Look for "Single" in each line of the entries, and return the matching lines.

Start

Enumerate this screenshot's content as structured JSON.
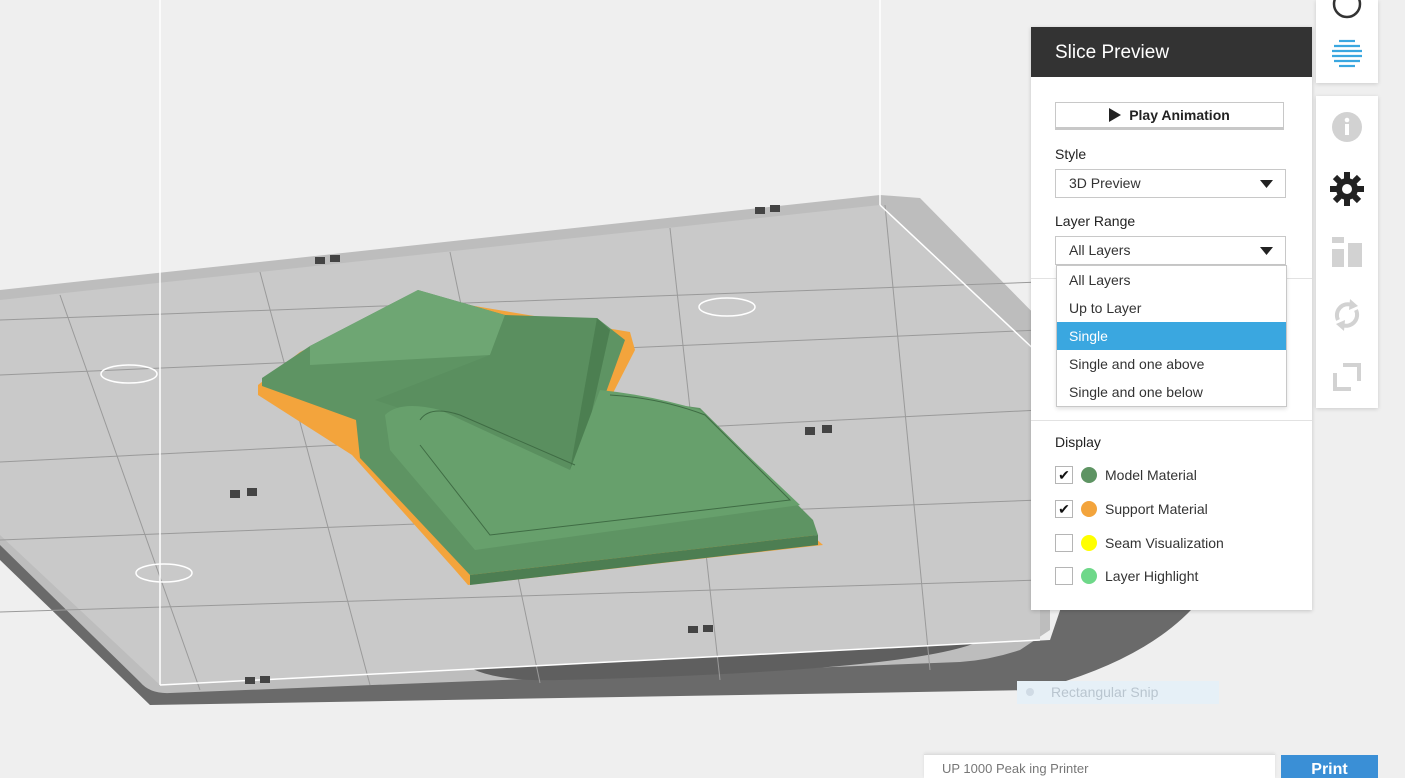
{
  "panel": {
    "title": "Slice Preview",
    "play_label": "Play Animation",
    "style_label": "Style",
    "style_value": "3D Preview",
    "layer_range_label": "Layer Range",
    "layer_range_value": "All Layers",
    "layer_range_options": [
      "All Layers",
      "Up to Layer",
      "Single",
      "Single and one above",
      "Single and one below"
    ],
    "highlighted_option": "Single",
    "display_label": "Display",
    "display_items": [
      {
        "label": "Model Material",
        "checked": true,
        "color": "#5e9463"
      },
      {
        "label": "Support Material",
        "checked": true,
        "color": "#f3a43c"
      },
      {
        "label": "Seam Visualization",
        "checked": false,
        "color": "#ffff00"
      },
      {
        "label": "Layer Highlight",
        "checked": false,
        "color": "#6ed889"
      }
    ]
  },
  "toolbar": {
    "icons": [
      "layers-icon",
      "info-icon",
      "gear-icon",
      "arrange-icon",
      "rotate-icon",
      "scale-icon"
    ]
  },
  "overlay": {
    "snip_label": "Rectangular Snip"
  },
  "bottom": {
    "field_text": "UP 1000   Peak   ing Printer",
    "button_text": "Print"
  },
  "colors": {
    "accent": "#3aa7e0",
    "header_bg": "#333333",
    "model": "#5e9463",
    "support": "#f3a43c",
    "bed": "#c9c9c9"
  }
}
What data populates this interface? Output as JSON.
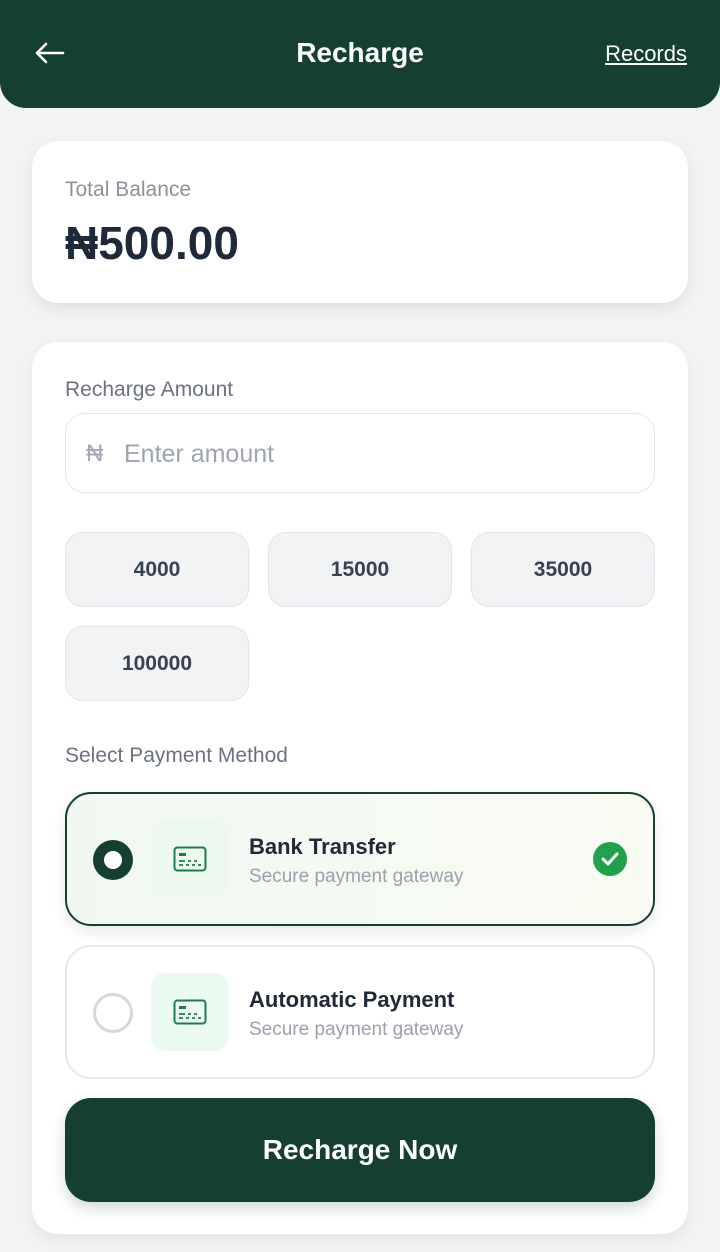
{
  "header": {
    "title": "Recharge",
    "records_label": "Records",
    "back_icon": "arrow-left-icon"
  },
  "balance": {
    "label": "Total Balance",
    "value": "₦500.00"
  },
  "recharge": {
    "amount_label": "Recharge Amount",
    "currency_symbol": "₦",
    "amount_placeholder": "Enter amount",
    "amount_value": "",
    "quick_amounts": [
      "4000",
      "15000",
      "35000",
      "100000"
    ]
  },
  "payment": {
    "section_label": "Select Payment Method",
    "methods": [
      {
        "name": "Bank Transfer",
        "subtitle": "Secure payment gateway",
        "selected": true,
        "icon": "card-icon"
      },
      {
        "name": "Automatic Payment",
        "subtitle": "Secure payment gateway",
        "selected": false,
        "icon": "card-icon"
      }
    ]
  },
  "submit": {
    "label": "Recharge Now"
  },
  "colors": {
    "primary": "#153f31",
    "success": "#22a04b",
    "background": "#f1f3f4"
  }
}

End

▶ _Written response_:
      "Single",
      "Single and one above",
      "Single and one below"
    "highlighted_option": "Single",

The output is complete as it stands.